# [What the exercise asks]
All entries must be extracted exactly, with nothing added or dropped.

# [Record excerpts]
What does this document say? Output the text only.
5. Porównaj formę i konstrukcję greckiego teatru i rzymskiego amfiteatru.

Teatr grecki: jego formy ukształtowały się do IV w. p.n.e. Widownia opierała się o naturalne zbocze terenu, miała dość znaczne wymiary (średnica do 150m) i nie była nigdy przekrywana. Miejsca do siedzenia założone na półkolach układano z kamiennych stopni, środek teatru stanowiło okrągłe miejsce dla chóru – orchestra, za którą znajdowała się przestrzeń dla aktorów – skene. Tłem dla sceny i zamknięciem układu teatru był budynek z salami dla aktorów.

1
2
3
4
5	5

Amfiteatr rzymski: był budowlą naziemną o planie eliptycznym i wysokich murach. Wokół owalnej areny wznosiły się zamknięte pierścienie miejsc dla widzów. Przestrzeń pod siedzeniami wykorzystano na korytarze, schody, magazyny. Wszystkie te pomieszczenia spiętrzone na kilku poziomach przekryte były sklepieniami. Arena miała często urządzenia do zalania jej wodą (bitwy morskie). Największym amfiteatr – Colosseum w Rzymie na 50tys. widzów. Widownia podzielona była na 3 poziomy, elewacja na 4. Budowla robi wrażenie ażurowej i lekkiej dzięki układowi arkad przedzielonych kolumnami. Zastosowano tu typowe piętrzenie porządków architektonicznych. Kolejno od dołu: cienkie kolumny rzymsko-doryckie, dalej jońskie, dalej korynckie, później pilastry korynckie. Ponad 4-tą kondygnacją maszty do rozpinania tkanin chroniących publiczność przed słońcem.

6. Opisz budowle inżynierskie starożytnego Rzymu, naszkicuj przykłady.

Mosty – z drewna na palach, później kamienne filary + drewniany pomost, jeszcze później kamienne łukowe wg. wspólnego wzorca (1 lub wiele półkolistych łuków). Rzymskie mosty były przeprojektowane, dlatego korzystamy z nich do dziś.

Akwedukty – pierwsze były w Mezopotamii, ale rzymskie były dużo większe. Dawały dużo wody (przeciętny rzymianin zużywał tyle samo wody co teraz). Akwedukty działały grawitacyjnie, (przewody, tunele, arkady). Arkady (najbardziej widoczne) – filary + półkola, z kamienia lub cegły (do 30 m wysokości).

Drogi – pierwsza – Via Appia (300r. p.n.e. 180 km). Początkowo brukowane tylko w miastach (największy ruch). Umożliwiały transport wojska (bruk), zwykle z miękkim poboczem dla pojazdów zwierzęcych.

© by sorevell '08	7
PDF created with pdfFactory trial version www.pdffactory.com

# [Full output]
What does this document say? Output the text only.
5. Porównaj formę i konstrukcję greckiego teatru i rzymskiego amfiteatru.

Teatr grecki: jego formy ukształtowały się do IV w. p.n.e. Widownia opierała się o naturalne zbocze terenu, miała dość znaczne wymiary (średnica do 150m) i nie była nigdy przekrywana. Miejsca do siedzenia założone na półkolach układano z kamiennych stopni, środek teatru stanowiło okrągłe miejsce dla chóru – orchestra, za którą znajdowała się przestrzeń dla aktorów – skene. Tłem dla sceny i zamknięciem układu teatru był budynek z salami dla aktorów.

1
2
3
4
5	5

Amfiteatr rzymski: był budowlą naziemną o planie eliptycznym i wysokich murach. Wokół owalnej areny wznosiły się zamknięte pierścienie miejsc dla widzów. Przestrzeń pod siedzeniami wykorzystano na korytarze, schody, magazyny. Wszystkie te pomieszczenia spiętrzone na kilku poziomach przekryte były sklepieniami. Arena miała często urządzenia do zalania jej wodą (bitwy morskie). Największym amfiteatr – Colosseum w Rzymie na 50tys. widzów. Widownia podzielona była na 3 poziomy, elewacja na 4. Budowla robi wrażenie ażurowej i lekkiej dzięki układowi arkad przedzielonych kolumnami. Zastosowano tu typowe piętrzenie porządków architektonicznych. Kolejno od dołu: cienkie kolumny rzymsko-doryckie, dalej jońskie, dalej korynckie, później pilastry korynckie. Ponad 4-tą kondygnacją maszty do rozpinania tkanin chroniących publiczność przed słońcem.

6. Opisz budowle inżynierskie starożytnego Rzymu, naszkicuj przykłady.

Mosty – z drewna na palach, później kamienne filary + drewniany pomost, jeszcze później kamienne łukowe wg. wspólnego wzorca (1 lub wiele półkolistych łuków). Rzymskie mosty były przeprojektowane, dlatego korzystamy z nich do dziś.

Akwedukty – pierwsze były w Mezopotamii, ale rzymskie były dużo większe. Dawały dużo wody (przeciętny rzymianin zużywał tyle samo wody co teraz). Akwedukty działały grawitacyjnie, (przewody, tunele, arkady). Arkady (najbardziej widoczne) – filary + półkola, z kamienia lub cegły (do 30 m wysokości).

Drogi – pierwsza – Via Appia (300r. p.n.e. 180 km). Początkowo brukowane tylko w miastach (największy ruch). Umożliwiały transport wojska (bruk), zwykle z miękkim poboczem dla pojazdów zwierzęcych.

© by sorevell '08	7
PDF created with pdfFactory trial version www.pdffactory.com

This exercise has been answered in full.